Record list.
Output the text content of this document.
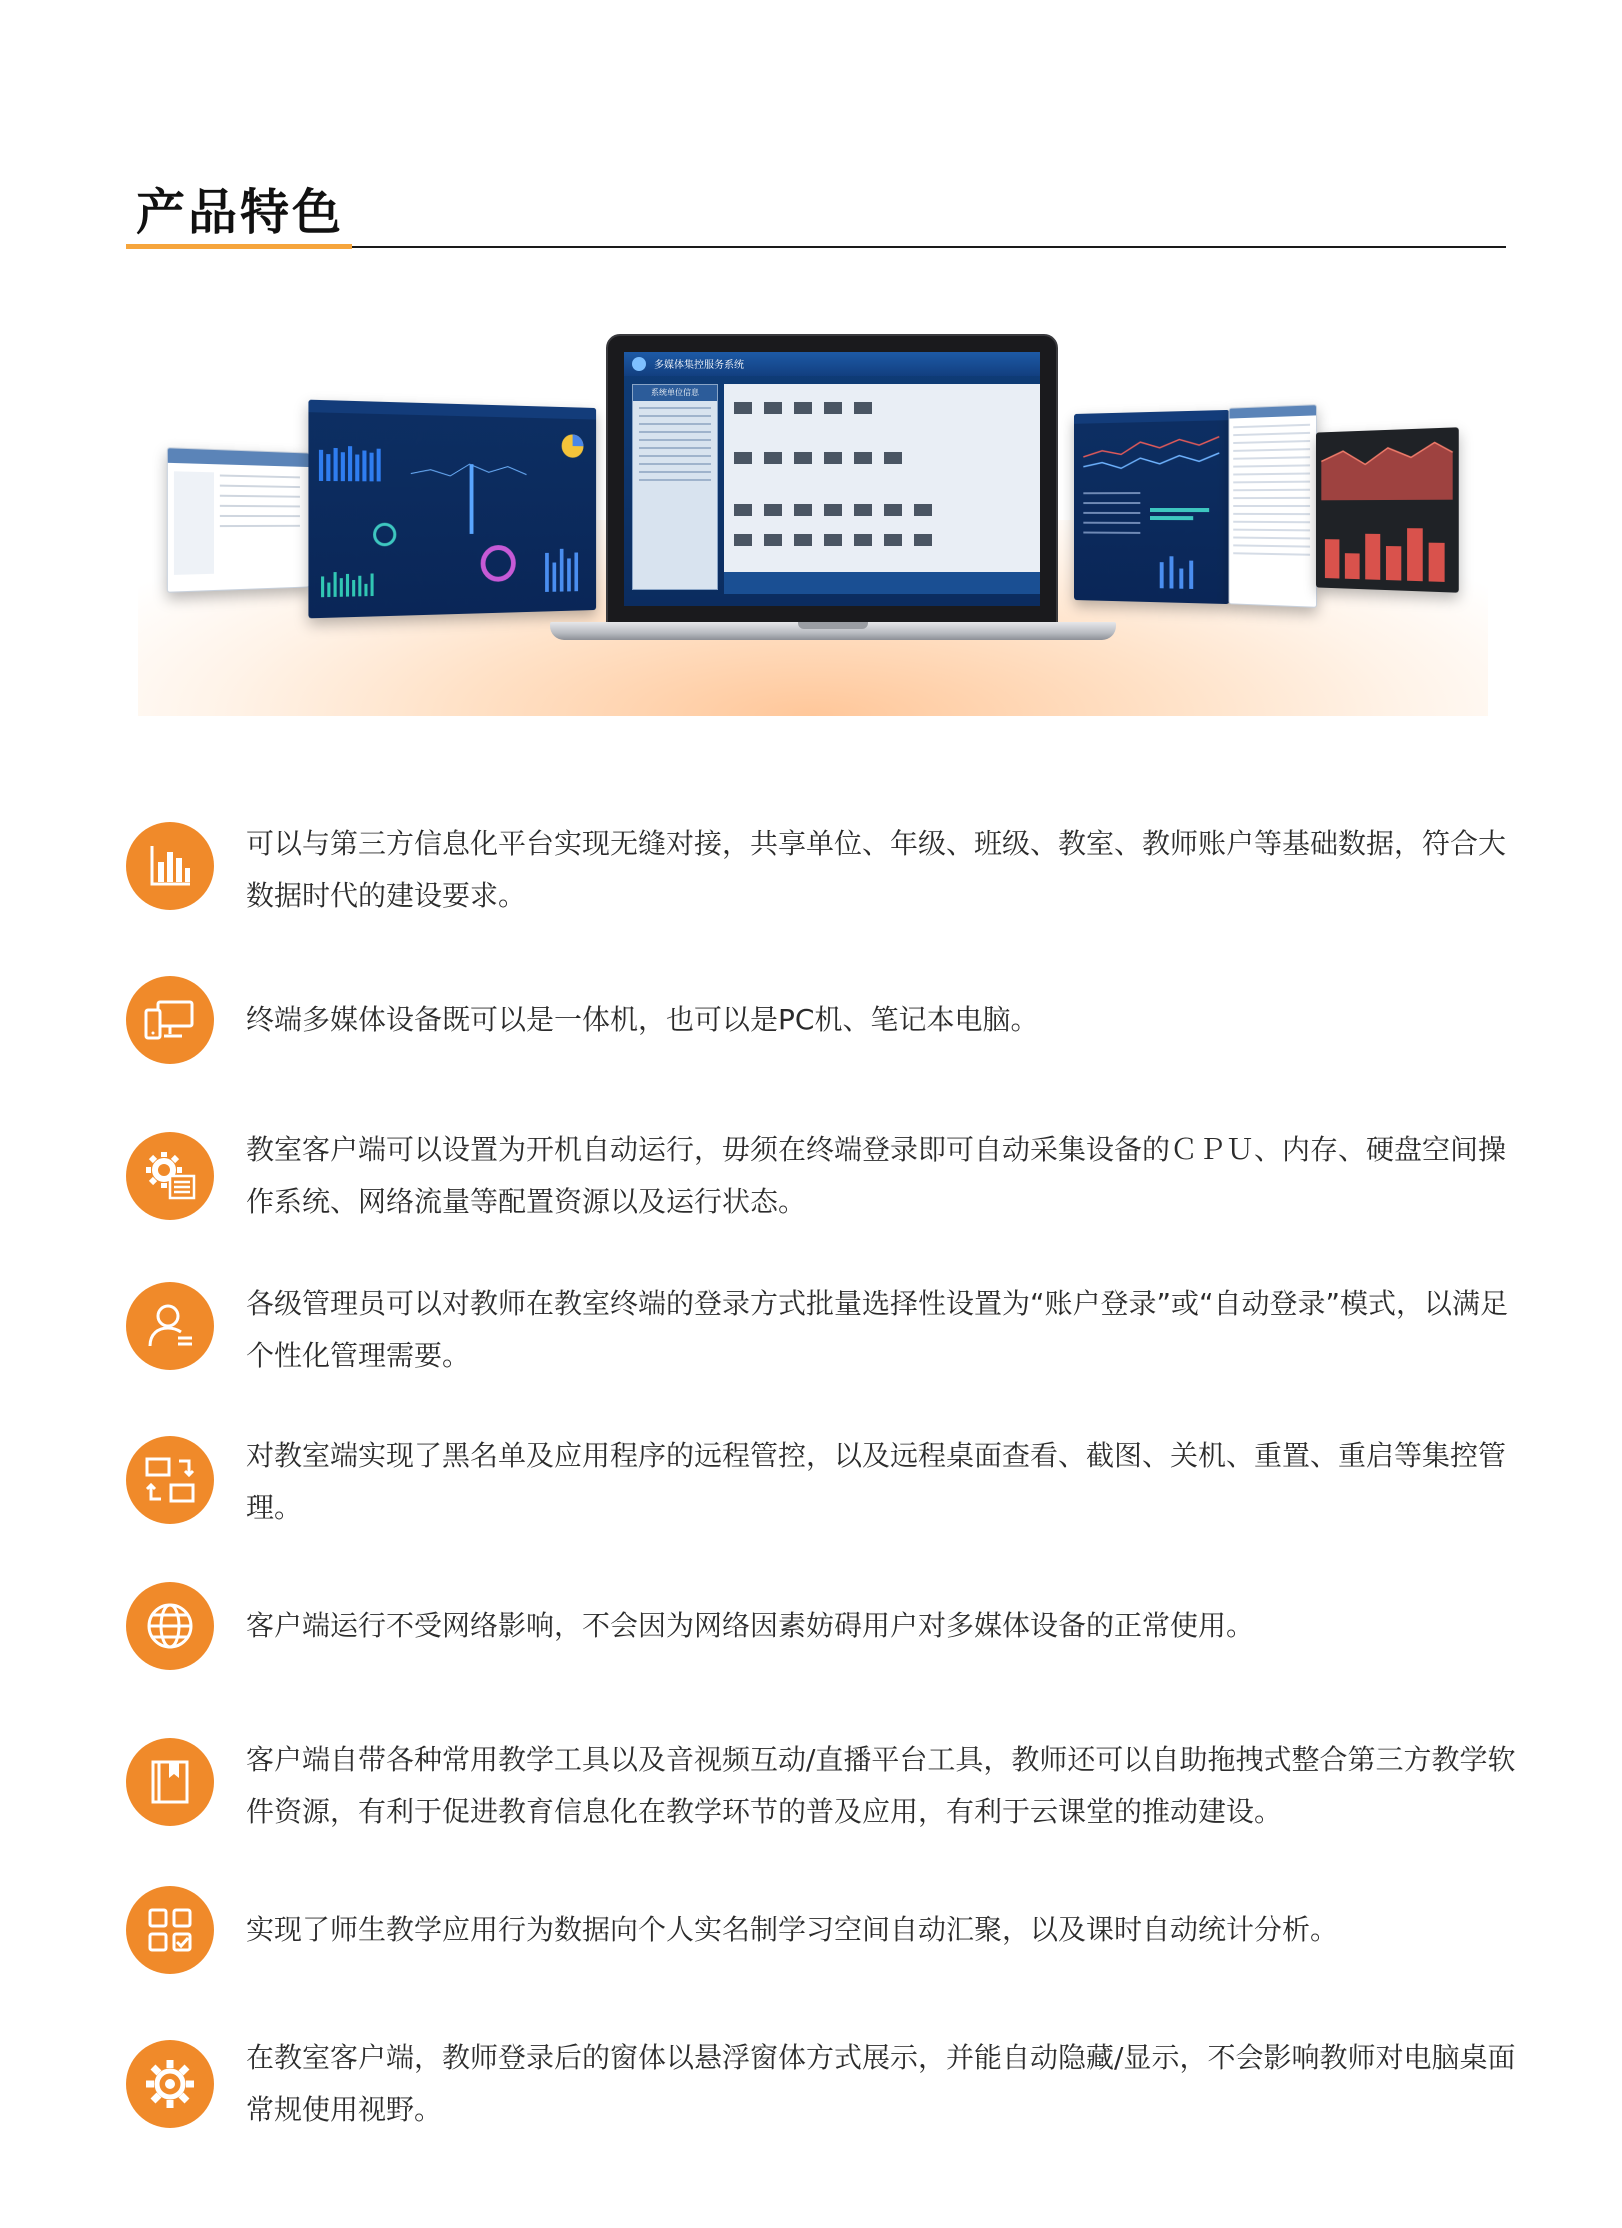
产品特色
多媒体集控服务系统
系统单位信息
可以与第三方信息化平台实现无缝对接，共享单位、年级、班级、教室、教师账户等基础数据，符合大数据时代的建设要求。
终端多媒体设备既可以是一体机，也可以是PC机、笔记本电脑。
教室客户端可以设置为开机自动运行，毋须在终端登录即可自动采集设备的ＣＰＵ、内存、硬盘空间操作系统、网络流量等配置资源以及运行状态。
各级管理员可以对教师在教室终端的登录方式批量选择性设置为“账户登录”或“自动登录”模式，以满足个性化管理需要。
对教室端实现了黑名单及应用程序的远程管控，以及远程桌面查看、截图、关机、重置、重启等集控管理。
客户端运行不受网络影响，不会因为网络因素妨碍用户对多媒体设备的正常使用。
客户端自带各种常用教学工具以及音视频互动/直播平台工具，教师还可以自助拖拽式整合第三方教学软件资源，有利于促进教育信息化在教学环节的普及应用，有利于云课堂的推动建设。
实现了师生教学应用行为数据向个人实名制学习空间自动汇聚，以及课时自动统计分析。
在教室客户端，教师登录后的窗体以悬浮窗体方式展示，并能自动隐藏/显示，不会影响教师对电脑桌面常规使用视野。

What the task asks. Reproduce the material above verbatim; omit every picture.

Complete answer.
Output the text content of this document.
产品特色
多媒体集控服务系统
系统单位信息
可以与第三方信息化平台实现无缝对接，共享单位、年级、班级、教室、教师账户等基础数据，符合大数据时代的建设要求。
终端多媒体设备既可以是一体机，也可以是PC机、笔记本电脑。
教室客户端可以设置为开机自动运行，毋须在终端登录即可自动采集设备的ＣＰＵ、内存、硬盘空间操作系统、网络流量等配置资源以及运行状态。
各级管理员可以对教师在教室终端的登录方式批量选择性设置为“账户登录”或“自动登录”模式，以满足个性化管理需要。
对教室端实现了黑名单及应用程序的远程管控，以及远程桌面查看、截图、关机、重置、重启等集控管理。
客户端运行不受网络影响，不会因为网络因素妨碍用户对多媒体设备的正常使用。
客户端自带各种常用教学工具以及音视频互动/直播平台工具，教师还可以自助拖拽式整合第三方教学软件资源，有利于促进教育信息化在教学环节的普及应用，有利于云课堂的推动建设。
实现了师生教学应用行为数据向个人实名制学习空间自动汇聚，以及课时自动统计分析。
在教室客户端，教师登录后的窗体以悬浮窗体方式展示，并能自动隐藏/显示，不会影响教师对电脑桌面常规使用视野。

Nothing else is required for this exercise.